* **What you are asked to do**
Every entry that follows needs to be repeated exactly.

====

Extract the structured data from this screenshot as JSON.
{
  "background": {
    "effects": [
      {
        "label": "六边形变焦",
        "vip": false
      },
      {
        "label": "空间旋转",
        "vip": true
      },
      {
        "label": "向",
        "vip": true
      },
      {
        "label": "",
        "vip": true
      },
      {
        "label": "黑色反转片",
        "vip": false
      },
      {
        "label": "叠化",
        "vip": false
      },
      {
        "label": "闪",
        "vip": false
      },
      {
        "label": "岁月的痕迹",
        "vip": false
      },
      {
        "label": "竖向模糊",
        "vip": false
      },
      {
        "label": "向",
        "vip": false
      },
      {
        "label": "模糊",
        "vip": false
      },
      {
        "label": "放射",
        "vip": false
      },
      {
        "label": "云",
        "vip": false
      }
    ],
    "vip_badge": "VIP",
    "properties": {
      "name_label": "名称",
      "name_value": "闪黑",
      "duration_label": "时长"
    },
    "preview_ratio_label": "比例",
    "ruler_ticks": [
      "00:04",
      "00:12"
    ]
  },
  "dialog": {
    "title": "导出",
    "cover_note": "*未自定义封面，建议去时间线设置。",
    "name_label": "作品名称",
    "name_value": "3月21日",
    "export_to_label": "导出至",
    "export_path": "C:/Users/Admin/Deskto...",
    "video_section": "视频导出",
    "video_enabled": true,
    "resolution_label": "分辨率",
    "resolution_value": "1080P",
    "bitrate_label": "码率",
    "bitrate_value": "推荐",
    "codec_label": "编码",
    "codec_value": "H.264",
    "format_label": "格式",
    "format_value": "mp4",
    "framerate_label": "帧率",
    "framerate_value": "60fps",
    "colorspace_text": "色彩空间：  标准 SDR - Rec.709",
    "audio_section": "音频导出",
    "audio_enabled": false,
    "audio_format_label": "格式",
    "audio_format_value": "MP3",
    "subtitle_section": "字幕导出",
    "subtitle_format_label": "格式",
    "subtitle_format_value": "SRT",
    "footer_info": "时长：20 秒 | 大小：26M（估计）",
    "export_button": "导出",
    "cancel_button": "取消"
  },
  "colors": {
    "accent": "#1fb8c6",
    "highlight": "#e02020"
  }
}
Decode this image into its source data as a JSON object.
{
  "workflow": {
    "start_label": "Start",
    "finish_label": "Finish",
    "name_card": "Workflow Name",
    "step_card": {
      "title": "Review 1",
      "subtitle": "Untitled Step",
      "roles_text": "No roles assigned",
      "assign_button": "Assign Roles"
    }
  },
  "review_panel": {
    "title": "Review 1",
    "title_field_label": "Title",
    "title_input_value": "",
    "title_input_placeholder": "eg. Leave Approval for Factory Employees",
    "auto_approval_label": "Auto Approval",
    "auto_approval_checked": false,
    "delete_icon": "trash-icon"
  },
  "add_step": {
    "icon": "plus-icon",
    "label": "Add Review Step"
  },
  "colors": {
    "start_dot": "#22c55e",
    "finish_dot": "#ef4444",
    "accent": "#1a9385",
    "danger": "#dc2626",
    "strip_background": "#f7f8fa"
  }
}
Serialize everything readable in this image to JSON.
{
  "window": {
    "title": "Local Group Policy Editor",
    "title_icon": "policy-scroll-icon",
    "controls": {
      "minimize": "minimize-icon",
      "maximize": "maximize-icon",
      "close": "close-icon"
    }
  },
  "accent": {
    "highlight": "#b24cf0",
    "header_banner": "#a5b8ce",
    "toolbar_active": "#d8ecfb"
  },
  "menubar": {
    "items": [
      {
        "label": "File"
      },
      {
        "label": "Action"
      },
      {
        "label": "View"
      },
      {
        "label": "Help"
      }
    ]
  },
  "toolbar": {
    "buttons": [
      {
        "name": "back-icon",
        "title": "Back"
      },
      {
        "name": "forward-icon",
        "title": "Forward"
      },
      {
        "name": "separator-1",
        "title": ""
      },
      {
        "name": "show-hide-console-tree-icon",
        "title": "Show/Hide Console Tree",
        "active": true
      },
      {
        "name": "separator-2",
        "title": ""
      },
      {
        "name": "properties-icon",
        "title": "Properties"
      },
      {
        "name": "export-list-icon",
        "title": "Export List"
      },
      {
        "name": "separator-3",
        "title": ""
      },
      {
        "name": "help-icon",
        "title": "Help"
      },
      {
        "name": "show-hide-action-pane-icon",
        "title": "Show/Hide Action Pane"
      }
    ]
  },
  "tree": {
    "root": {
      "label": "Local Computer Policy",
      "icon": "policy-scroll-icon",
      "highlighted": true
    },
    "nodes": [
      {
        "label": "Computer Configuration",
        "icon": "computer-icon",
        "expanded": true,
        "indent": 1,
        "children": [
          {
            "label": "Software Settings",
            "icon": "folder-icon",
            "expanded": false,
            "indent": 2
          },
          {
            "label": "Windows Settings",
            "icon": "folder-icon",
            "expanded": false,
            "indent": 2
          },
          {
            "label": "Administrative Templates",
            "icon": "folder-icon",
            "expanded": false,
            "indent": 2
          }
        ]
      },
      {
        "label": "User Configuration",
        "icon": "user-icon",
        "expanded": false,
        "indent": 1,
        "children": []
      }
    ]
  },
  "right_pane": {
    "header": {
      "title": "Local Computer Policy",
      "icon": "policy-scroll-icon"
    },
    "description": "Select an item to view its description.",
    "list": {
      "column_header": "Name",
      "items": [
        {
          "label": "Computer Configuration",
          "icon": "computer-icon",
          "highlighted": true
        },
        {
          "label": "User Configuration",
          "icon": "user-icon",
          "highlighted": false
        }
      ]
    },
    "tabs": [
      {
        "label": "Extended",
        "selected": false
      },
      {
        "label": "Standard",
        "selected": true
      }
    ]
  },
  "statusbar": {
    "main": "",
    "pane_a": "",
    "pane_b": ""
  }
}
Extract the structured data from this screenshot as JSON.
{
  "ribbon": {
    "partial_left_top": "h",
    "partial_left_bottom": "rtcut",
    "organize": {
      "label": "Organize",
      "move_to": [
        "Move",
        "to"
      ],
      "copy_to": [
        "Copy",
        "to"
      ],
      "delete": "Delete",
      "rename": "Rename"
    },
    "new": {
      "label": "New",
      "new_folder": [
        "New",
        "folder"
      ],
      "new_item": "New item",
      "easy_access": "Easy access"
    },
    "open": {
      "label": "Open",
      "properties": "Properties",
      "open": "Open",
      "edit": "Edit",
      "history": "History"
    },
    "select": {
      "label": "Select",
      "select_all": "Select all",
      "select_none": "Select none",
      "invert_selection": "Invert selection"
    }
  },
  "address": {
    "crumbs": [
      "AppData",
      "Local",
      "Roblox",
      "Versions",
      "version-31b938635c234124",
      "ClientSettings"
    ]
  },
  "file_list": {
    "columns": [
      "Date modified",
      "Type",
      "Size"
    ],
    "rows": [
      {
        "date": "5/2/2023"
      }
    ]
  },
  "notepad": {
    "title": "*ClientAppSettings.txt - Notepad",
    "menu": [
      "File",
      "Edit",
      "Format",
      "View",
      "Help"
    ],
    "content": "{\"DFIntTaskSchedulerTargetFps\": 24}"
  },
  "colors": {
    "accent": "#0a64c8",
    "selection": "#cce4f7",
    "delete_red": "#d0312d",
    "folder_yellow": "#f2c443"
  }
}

====

* **Result of the task**
Extract the structured data from this screenshot as JSON.
{
  "background": {
    "effects": [
      {
        "label": "六边形变焦",
        "vip": false
      },
      {
        "label": "空间旋转",
        "vip": true
      },
      {
        "label": "向",
        "vip": true
      },
      {
        "label": "",
        "vip": true
      },
      {
        "label": "黑色反转片",
        "vip": false
      },
      {
        "label": "叠化",
        "vip": false
      },
      {
        "label": "闪",
        "vip": false
      },
      {
        "label": "岁月的痕迹",
        "vip": false
      },
      {
        "label": "竖向模糊",
        "vip": false
      },
      {
        "label": "向",
        "vip": false
      },
      {
        "label": "模糊",
        "vip": false
      },
      {
        "label": "放射",
        "vip": false
      },
      {
        "label": "云",
        "vip": false
      }
    ],
    "vip_badge": "VIP",
    "properties": {
      "name_label": "名称",
      "name_value": "闪黑",
      "duration_label": "时长"
    },
    "preview_ratio_label": "比例",
    "ruler_ticks": [
      "00:04",
      "00:12"
    ]
  },
  "dialog": {
    "title": "导出",
    "cover_note": "*未自定义封面，建议去时间线设置。",
    "name_label": "作品名称",
    "name_value": "3月21日",
    "export_to_label": "导出至",
    "export_path": "C:/Users/Admin/Deskto...",
    "video_section": "视频导出",
    "video_enabled": true,
    "resolution_label": "分辨率",
    "resolution_value": "1080P",
    "bitrate_label": "码率",
    "bitrate_value": "推荐",
    "codec_label": "编码",
    "codec_value": "H.264",
    "format_label": "格式",
    "format_value": "mp4",
    "framerate_label": "帧率",
    "framerate_value": "60fps",
    "colorspace_text": "色彩空间：  标准 SDR - Rec.709",
    "audio_section": "音频导出",
    "audio_enabled": false,
    "audio_format_label": "格式",
    "audio_format_value": "MP3",
    "subtitle_section": "字幕导出",
    "subtitle_format_label": "格式",
    "subtitle_format_value": "SRT",
    "footer_info": "时长：20 秒 | 大小：26M（估计）",
    "export_button": "导出",
    "cancel_button": "取消"
  },
  "colors": {
    "accent": "#1fb8c6",
    "highlight": "#e02020"
  }
}
Decode this image into its source data as a JSON object.
{
  "workflow": {
    "start_label": "Start",
    "finish_label": "Finish",
    "name_card": "Workflow Name",
    "step_card": {
      "title": "Review 1",
      "subtitle": "Untitled Step",
      "roles_text": "No roles assigned",
      "assign_button": "Assign Roles"
    }
  },
  "review_panel": {
    "title": "Review 1",
    "title_field_label": "Title",
    "title_input_value": "",
    "title_input_placeholder": "eg. Leave Approval for Factory Employees",
    "auto_approval_label": "Auto Approval",
    "auto_approval_checked": false,
    "delete_icon": "trash-icon"
  },
  "add_step": {
    "icon": "plus-icon",
    "label": "Add Review Step"
  },
  "colors": {
    "start_dot": "#22c55e",
    "finish_dot": "#ef4444",
    "accent": "#1a9385",
    "danger": "#dc2626",
    "strip_background": "#f7f8fa"
  }
}
Serialize everything readable in this image to JSON.
{
  "window": {
    "title": "Local Group Policy Editor",
    "title_icon": "policy-scroll-icon",
    "controls": {
      "minimize": "minimize-icon",
      "maximize": "maximize-icon",
      "close": "close-icon"
    }
  },
  "accent": {
    "highlight": "#b24cf0",
    "header_banner": "#a5b8ce",
    "toolbar_active": "#d8ecfb"
  },
  "menubar": {
    "items": [
      {
        "label": "File"
      },
      {
        "label": "Action"
      },
      {
        "label": "View"
      },
      {
        "label": "Help"
      }
    ]
  },
  "toolbar": {
    "buttons": [
      {
        "name": "back-icon",
        "title": "Back"
      },
      {
        "name": "forward-icon",
        "title": "Forward"
      },
      {
        "name": "separator-1",
        "title": ""
      },
      {
        "name": "show-hide-console-tree-icon",
        "title": "Show/Hide Console Tree",
        "active": true
      },
      {
        "name": "separator-2",
        "title": ""
      },
      {
        "name": "properties-icon",
        "title": "Properties"
      },
      {
        "name": "export-list-icon",
        "title": "Export List"
      },
      {
        "name": "separator-3",
        "title": ""
      },
      {
        "name": "help-icon",
        "title": "Help"
      },
      {
        "name": "show-hide-action-pane-icon",
        "title": "Show/Hide Action Pane"
      }
    ]
  },
  "tree": {
    "root": {
      "label": "Local Computer Policy",
      "icon": "policy-scroll-icon",
      "highlighted": true
    },
    "nodes": [
      {
        "label": "Computer Configuration",
        "icon": "computer-icon",
        "expanded": true,
        "indent": 1,
        "children": [
          {
            "label": "Software Settings",
            "icon": "folder-icon",
            "expanded": false,
            "indent": 2
          },
          {
            "label": "Windows Settings",
            "icon": "folder-icon",
            "expanded": false,
            "indent": 2
          },
          {
            "label": "Administrative Templates",
            "icon": "folder-icon",
            "expanded": false,
            "indent": 2
          }
        ]
      },
      {
        "label": "User Configuration",
        "icon": "user-icon",
        "expanded": false,
        "indent": 1,
        "children": []
      }
    ]
  },
  "right_pane": {
    "header": {
      "title": "Local Computer Policy",
      "icon": "policy-scroll-icon"
    },
    "description": "Select an item to view its description.",
    "list": {
      "column_header": "Name",
      "items": [
        {
          "label": "Computer Configuration",
          "icon": "computer-icon",
          "highlighted": true
        },
        {
          "label": "User Configuration",
          "icon": "user-icon",
          "highlighted": false
        }
      ]
    },
    "tabs": [
      {
        "label": "Extended",
        "selected": false
      },
      {
        "label": "Standard",
        "selected": true
      }
    ]
  },
  "statusbar": {
    "main": "",
    "pane_a": "",
    "pane_b": ""
  }
}
Extract the structured data from this screenshot as JSON.
{
  "ribbon": {
    "partial_left_top": "h",
    "partial_left_bottom": "rtcut",
    "organize": {
      "label": "Organize",
      "move_to": [
        "Move",
        "to"
      ],
      "copy_to": [
        "Copy",
        "to"
      ],
      "delete": "Delete",
      "rename": "Rename"
    },
    "new": {
      "label": "New",
      "new_folder": [
        "New",
        "folder"
      ],
      "new_item": "New item",
      "easy_access": "Easy access"
    },
    "open": {
      "label": "Open",
      "properties": "Properties",
      "open": "Open",
      "edit": "Edit",
      "history": "History"
    },
    "select": {
      "label": "Select",
      "select_all": "Select all",
      "select_none": "Select none",
      "invert_selection": "Invert selection"
    }
  },
  "address": {
    "crumbs": [
      "AppData",
      "Local",
      "Roblox",
      "Versions",
      "version-31b938635c234124",
      "ClientSettings"
    ]
  },
  "file_list": {
    "columns": [
      "Date modified",
      "Type",
      "Size"
    ],
    "rows": [
      {
        "date": "5/2/2023"
      }
    ]
  },
  "notepad": {
    "title": "*ClientAppSettings.txt - Notepad",
    "menu": [
      "File",
      "Edit",
      "Format",
      "View",
      "Help"
    ],
    "content": "{\"DFIntTaskSchedulerTargetFps\": 24}"
  },
  "colors": {
    "accent": "#0a64c8",
    "selection": "#cce4f7",
    "delete_red": "#d0312d",
    "folder_yellow": "#f2c443"
  }
}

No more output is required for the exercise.